The request –
Return the lines where the word "Speed" occurs.

Extracted information –
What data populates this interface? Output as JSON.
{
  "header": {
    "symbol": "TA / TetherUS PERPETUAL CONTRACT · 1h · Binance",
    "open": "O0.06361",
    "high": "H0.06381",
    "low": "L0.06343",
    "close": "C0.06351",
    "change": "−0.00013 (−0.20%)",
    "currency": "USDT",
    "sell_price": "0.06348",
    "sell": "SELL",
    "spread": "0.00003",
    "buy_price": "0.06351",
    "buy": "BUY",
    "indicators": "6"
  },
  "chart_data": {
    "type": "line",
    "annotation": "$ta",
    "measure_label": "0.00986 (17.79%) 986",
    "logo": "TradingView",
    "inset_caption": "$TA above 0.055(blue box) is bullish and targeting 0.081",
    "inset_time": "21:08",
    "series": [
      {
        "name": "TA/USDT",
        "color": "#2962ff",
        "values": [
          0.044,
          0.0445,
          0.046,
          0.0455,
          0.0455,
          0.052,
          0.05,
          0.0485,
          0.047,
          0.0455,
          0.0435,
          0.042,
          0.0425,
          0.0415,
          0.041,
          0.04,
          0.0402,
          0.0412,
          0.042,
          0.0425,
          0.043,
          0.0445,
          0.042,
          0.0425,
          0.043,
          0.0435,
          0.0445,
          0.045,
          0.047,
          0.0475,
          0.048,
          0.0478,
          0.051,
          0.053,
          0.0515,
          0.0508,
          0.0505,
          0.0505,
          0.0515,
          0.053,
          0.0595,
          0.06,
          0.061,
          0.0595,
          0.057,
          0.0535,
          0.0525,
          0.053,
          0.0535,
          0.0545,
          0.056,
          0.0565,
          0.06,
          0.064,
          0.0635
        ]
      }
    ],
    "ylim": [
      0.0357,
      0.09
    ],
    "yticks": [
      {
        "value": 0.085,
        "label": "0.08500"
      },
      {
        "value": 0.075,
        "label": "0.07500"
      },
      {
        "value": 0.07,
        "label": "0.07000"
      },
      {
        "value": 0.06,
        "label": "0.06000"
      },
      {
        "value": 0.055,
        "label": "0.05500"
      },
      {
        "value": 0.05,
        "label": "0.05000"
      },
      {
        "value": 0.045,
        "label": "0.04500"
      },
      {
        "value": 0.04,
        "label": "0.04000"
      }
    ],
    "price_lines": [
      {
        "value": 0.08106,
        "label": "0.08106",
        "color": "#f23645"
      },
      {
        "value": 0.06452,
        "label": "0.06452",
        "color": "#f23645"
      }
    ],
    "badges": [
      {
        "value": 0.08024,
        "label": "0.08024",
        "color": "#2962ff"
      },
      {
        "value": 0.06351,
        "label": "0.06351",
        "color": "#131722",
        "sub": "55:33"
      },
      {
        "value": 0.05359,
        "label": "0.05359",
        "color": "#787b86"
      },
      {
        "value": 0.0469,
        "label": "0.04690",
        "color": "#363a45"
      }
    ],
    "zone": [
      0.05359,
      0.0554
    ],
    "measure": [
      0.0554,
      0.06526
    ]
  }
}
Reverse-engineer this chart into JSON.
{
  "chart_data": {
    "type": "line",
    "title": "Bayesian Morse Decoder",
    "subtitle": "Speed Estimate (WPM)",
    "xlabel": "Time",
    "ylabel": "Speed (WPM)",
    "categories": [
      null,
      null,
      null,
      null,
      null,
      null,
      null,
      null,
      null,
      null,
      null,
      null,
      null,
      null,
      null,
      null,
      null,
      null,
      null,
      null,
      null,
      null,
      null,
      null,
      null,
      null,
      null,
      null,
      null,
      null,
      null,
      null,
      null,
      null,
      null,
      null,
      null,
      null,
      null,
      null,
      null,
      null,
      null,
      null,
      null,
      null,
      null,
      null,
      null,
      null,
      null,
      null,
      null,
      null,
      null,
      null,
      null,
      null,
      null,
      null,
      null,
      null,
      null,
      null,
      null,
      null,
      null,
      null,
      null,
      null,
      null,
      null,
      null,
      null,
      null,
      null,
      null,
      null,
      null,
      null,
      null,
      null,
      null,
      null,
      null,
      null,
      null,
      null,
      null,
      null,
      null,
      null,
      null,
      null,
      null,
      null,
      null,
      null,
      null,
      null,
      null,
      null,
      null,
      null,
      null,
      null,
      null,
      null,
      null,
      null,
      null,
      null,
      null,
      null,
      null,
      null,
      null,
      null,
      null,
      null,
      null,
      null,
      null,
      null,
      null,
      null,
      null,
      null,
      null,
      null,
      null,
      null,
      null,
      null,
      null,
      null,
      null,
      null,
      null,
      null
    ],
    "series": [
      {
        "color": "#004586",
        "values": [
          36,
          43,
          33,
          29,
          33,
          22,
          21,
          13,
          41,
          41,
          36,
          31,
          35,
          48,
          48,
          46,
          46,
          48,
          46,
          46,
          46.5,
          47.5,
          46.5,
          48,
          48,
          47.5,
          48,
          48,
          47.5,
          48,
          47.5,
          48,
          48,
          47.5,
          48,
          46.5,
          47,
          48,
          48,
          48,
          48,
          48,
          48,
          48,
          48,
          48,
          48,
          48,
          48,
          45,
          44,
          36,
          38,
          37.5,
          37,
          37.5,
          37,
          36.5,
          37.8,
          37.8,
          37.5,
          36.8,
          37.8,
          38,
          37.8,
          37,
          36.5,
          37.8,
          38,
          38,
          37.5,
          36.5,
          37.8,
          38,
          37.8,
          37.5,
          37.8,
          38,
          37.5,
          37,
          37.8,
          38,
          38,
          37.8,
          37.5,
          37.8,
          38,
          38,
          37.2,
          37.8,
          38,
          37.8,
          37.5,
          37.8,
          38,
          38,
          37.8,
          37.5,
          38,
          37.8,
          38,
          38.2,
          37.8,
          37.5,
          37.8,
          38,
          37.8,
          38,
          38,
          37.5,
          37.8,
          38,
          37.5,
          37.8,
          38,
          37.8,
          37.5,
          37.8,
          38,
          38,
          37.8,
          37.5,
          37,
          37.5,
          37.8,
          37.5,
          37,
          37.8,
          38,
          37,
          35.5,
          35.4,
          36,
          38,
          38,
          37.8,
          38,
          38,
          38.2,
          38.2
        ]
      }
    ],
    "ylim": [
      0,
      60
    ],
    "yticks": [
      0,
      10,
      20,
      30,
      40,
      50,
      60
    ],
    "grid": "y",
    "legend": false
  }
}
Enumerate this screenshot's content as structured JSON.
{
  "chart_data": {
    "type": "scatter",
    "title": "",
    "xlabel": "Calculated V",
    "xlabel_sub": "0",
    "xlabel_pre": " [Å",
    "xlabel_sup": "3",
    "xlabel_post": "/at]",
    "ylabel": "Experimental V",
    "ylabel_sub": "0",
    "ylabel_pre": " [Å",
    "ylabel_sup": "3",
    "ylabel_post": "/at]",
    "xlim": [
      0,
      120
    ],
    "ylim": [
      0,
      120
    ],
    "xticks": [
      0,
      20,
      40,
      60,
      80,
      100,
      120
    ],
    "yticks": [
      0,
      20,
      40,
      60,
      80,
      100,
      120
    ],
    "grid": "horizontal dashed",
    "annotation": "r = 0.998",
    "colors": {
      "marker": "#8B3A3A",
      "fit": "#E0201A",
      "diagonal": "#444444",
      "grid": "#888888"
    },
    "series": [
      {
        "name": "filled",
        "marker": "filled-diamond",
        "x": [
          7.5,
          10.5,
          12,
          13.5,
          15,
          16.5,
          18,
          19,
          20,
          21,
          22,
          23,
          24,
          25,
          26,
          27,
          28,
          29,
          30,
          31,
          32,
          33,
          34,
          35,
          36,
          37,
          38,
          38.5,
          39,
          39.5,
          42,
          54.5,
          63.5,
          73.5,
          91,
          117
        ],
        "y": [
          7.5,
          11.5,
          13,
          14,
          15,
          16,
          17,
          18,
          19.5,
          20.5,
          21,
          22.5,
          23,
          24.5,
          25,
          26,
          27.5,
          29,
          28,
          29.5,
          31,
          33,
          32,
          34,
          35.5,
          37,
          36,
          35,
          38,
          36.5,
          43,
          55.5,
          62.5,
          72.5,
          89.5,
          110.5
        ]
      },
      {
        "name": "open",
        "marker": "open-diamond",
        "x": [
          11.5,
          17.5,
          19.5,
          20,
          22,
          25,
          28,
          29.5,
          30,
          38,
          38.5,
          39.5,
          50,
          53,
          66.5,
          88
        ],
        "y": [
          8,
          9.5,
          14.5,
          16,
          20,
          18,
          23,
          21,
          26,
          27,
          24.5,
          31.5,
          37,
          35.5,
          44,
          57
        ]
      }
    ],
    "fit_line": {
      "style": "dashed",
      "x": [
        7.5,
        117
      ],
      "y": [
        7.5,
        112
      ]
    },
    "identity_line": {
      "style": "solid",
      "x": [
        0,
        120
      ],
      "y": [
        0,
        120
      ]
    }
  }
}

Result of this task –
    "subtitle": "Speed Estimate (WPM)",
    "ylabel": "Speed (WPM)",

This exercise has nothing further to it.